_Supplied material_:
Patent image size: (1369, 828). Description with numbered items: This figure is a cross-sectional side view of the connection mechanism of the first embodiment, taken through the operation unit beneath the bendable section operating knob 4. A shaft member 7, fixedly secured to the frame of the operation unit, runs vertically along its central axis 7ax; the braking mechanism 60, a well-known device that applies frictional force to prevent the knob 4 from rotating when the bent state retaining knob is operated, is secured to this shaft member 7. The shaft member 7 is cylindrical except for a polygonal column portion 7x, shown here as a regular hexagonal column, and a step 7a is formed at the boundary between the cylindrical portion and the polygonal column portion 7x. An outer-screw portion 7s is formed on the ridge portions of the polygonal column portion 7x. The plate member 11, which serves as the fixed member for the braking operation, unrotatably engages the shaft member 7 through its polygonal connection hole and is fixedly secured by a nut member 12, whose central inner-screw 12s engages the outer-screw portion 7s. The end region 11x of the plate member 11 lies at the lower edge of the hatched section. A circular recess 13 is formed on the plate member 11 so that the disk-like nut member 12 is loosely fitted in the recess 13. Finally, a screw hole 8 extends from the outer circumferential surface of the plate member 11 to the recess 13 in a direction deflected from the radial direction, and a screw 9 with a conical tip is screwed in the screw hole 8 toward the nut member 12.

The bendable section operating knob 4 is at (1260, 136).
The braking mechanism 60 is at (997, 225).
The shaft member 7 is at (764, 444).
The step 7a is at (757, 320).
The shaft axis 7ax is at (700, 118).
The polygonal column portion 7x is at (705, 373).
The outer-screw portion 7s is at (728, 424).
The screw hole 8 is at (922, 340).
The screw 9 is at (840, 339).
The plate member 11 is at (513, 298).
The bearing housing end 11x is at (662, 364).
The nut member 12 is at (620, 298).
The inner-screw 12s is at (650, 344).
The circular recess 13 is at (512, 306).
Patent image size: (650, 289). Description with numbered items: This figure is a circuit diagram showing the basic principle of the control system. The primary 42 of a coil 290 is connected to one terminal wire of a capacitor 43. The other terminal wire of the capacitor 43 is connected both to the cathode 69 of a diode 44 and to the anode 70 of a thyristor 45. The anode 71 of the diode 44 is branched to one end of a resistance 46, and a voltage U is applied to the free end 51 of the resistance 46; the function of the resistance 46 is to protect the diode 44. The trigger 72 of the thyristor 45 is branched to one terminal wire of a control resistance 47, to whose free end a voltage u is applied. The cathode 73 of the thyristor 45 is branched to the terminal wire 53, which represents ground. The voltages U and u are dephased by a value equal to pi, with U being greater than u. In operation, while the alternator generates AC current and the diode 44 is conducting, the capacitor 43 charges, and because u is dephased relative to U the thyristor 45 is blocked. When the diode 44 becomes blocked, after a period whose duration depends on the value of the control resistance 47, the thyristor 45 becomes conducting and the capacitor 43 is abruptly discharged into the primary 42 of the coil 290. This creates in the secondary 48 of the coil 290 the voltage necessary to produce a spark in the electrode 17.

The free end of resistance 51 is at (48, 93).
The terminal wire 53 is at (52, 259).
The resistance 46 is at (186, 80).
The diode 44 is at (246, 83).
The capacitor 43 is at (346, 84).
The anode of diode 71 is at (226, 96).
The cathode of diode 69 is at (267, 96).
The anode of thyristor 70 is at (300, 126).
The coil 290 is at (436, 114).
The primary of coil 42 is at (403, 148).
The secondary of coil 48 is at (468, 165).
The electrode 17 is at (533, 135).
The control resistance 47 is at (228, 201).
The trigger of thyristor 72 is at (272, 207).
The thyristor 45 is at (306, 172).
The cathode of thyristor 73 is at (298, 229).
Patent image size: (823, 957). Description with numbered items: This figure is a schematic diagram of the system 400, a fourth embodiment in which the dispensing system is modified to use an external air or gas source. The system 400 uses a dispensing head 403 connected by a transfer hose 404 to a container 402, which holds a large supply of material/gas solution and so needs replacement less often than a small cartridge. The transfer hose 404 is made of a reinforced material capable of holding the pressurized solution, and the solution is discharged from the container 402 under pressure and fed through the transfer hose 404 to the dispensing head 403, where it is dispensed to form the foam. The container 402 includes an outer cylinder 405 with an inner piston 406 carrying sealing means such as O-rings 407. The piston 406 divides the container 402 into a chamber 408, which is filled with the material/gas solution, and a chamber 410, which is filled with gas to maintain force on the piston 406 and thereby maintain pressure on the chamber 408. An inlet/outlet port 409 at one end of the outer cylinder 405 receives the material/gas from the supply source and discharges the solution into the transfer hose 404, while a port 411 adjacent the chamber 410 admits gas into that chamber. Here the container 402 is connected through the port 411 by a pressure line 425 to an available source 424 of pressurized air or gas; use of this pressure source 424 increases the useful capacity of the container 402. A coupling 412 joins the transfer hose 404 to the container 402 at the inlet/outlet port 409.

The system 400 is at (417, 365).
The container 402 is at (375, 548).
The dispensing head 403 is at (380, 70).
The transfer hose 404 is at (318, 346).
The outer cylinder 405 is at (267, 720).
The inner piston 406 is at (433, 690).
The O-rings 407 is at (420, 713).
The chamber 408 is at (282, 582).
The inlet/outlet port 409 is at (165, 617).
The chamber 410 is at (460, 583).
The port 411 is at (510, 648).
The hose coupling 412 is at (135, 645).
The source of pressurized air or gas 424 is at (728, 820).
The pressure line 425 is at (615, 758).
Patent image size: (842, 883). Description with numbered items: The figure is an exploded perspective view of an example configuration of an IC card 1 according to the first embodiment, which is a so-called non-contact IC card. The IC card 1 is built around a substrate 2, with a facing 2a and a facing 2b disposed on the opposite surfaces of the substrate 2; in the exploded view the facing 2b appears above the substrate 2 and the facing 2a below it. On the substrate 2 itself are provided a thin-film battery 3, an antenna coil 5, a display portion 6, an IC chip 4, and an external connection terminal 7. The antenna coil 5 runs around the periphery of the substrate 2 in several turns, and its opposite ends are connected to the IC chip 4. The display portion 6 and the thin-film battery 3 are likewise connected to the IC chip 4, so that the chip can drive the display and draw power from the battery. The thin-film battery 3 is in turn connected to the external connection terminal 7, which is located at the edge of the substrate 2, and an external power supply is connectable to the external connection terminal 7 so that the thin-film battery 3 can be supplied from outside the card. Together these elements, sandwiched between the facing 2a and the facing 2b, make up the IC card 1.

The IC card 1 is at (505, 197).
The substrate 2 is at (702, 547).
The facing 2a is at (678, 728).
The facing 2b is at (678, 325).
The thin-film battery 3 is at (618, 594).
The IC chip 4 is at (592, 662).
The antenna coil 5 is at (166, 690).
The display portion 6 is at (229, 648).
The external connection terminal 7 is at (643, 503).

_What you will do_:
Rewrite all the rows above, switching "embodiment" to "version" and leaving everything else unchanged.

_Task result_:
Patent image size: (1369, 828). Description with numbered items: This figure is a cross-sectional side view of the connection mechanism of the first version, taken through the operation unit beneath the bendable section operating knob 4. A shaft member 7, fixedly secured to the frame of the operation unit, runs vertically along its central axis 7ax; the braking mechanism 60, a well-known device that applies frictional force to prevent the knob 4 from rotating when the bent state retaining knob is operated, is secured to this shaft member 7. The shaft member 7 is cylindrical except for a polygonal column portion 7x, shown here as a regular hexagonal column, and a step 7a is formed at the boundary between the cylindrical portion and the polygonal column portion 7x. An outer-screw portion 7s is formed on the ridge portions of the polygonal column portion 7x. The plate member 11, which serves as the fixed member for the braking operation, unrotatably engages the shaft member 7 through its polygonal connection hole and is fixedly secured by a nut member 12, whose central inner-screw 12s engages the outer-screw portion 7s. The end region 11x of the plate member 11 lies at the lower edge of the hatched section. A circular recess 13 is formed on the plate member 11 so that the disk-like nut member 12 is loosely fitted in the recess 13. Finally, a screw hole 8 extends from the outer circumferential surface of the plate member 11 to the recess 13 in a direction deflected from the radial direction, and a screw 9 with a conical tip is screwed in the screw hole 8 toward the nut member 12.

The bendable section operating knob 4 is at (1260, 136).
The braking mechanism 60 is at (997, 225).
The shaft member 7 is at (764, 444).
The step 7a is at (757, 320).
The shaft axis 7ax is at (700, 118).
The polygonal column portion 7x is at (705, 373).
The outer-screw portion 7s is at (728, 424).
The screw hole 8 is at (922, 340).
The screw 9 is at (840, 339).
The plate member 11 is at (513, 298).
The bearing housing end 11x is at (662, 364).
The nut member 12 is at (620, 298).
The inner-screw 12s is at (650, 344).
The circular recess 13 is at (512, 306).
Patent image size: (650, 289). Description with numbered items: This figure is a circuit diagram showing the basic principle of the control system. The primary 42 of a coil 290 is connected to one terminal wire of a capacitor 43. The other terminal wire of the capacitor 43 is connected both to the cathode 69 of a diode 44 and to the anode 70 of a thyristor 45. The anode 71 of the diode 44 is branched to one end of a resistance 46, and a voltage U is applied to the free end 51 of the resistance 46; the function of the resistance 46 is to protect the diode 44. The trigger 72 of the thyristor 45 is branched to one terminal wire of a control resistance 47, to whose free end a voltage u is applied. The cathode 73 of the thyristor 45 is branched to the terminal wire 53, which represents ground. The voltages U and u are dephased by a value equal to pi, with U being greater than u. In operation, while the alternator generates AC current and the diode 44 is conducting, the capacitor 43 charges, and because u is dephased relative to U the thyristor 45 is blocked. When the diode 44 becomes blocked, after a period whose duration depends on the value of the control resistance 47, the thyristor 45 becomes conducting and the capacitor 43 is abruptly discharged into the primary 42 of the coil 290. This creates in the secondary 48 of the coil 290 the voltage necessary to produce a spark in the electrode 17.

The free end of resistance 51 is at (48, 93).
The terminal wire 53 is at (52, 259).
The resistance 46 is at (186, 80).
The diode 44 is at (246, 83).
The capacitor 43 is at (346, 84).
The anode of diode 71 is at (226, 96).
The cathode of diode 69 is at (267, 96).
The anode of thyristor 70 is at (300, 126).
The coil 290 is at (436, 114).
The primary of coil 42 is at (403, 148).
The secondary of coil 48 is at (468, 165).
The electrode 17 is at (533, 135).
The control resistance 47 is at (228, 201).
The trigger of thyristor 72 is at (272, 207).
The thyristor 45 is at (306, 172).
The cathode of thyristor 73 is at (298, 229).
Patent image size: (823, 957). Description with numbered items: This figure is a schematic diagram of the system 400, a fourth version in which the dispensing system is modified to use an external air or gas source. The system 400 uses a dispensing head 403 connected by a transfer hose 404 to a container 402, which holds a large supply of material/gas solution and so needs replacement less often than a small cartridge. The transfer hose 404 is made of a reinforced material capable of holding the pressurized solution, and the solution is discharged from the container 402 under pressure and fed through the transfer hose 404 to the dispensing head 403, where it is dispensed to form the foam. The container 402 includes an outer cylinder 405 with an inner piston 406 carrying sealing means such as O-rings 407. The piston 406 divides the container 402 into a chamber 408, which is filled with the material/gas solution, and a chamber 410, which is filled with gas to maintain force on the piston 406 and thereby maintain pressure on the chamber 408. An inlet/outlet port 409 at one end of the outer cylinder 405 receives the material/gas from the supply source and discharges the solution into the transfer hose 404, while a port 411 adjacent the chamber 410 admits gas into that chamber. Here the container 402 is connected through the port 411 by a pressure line 425 to an available source 424 of pressurized air or gas; use of this pressure source 424 increases the useful capacity of the container 402. A coupling 412 joins the transfer hose 404 to the container 402 at the inlet/outlet port 409.

The system 400 is at (417, 365).
The container 402 is at (375, 548).
The dispensing head 403 is at (380, 70).
The transfer hose 404 is at (318, 346).
The outer cylinder 405 is at (267, 720).
The inner piston 406 is at (433, 690).
The O-rings 407 is at (420, 713).
The chamber 408 is at (282, 582).
The inlet/outlet port 409 is at (165, 617).
The chamber 410 is at (460, 583).
The port 411 is at (510, 648).
The hose coupling 412 is at (135, 645).
The source of pressurized air or gas 424 is at (728, 820).
The pressure line 425 is at (615, 758).
Patent image size: (842, 883). Description with numbered items: The figure is an exploded perspective view of an example configuration of an IC card 1 according to the first version, which is a so-called non-contact IC card. The IC card 1 is built around a substrate 2, with a facing 2a and a facing 2b disposed on the opposite surfaces of the substrate 2; in the exploded view the facing 2b appears above the substrate 2 and the facing 2a below it. On the substrate 2 itself are provided a thin-film battery 3, an antenna coil 5, a display portion 6, an IC chip 4, and an external connection terminal 7. The antenna coil 5 runs around the periphery of the substrate 2 in several turns, and its opposite ends are connected to the IC chip 4. The display portion 6 and the thin-film battery 3 are likewise connected to the IC chip 4, so that the chip can drive the display and draw power from the battery. The thin-film battery 3 is in turn connected to the external connection terminal 7, which is located at the edge of the substrate 2, and an external power supply is connectable to the external connection terminal 7 so that the thin-film battery 3 can be supplied from outside the card. Together these elements, sandwiched between the facing 2a and the facing 2b, make up the IC card 1.

The IC card 1 is at (505, 197).
The substrate 2 is at (702, 547).
The facing 2a is at (678, 728).
The facing 2b is at (678, 325).
The thin-film battery 3 is at (618, 594).
The IC chip 4 is at (592, 662).
The antenna coil 5 is at (166, 690).
The display portion 6 is at (229, 648).
The external connection terminal 7 is at (643, 503).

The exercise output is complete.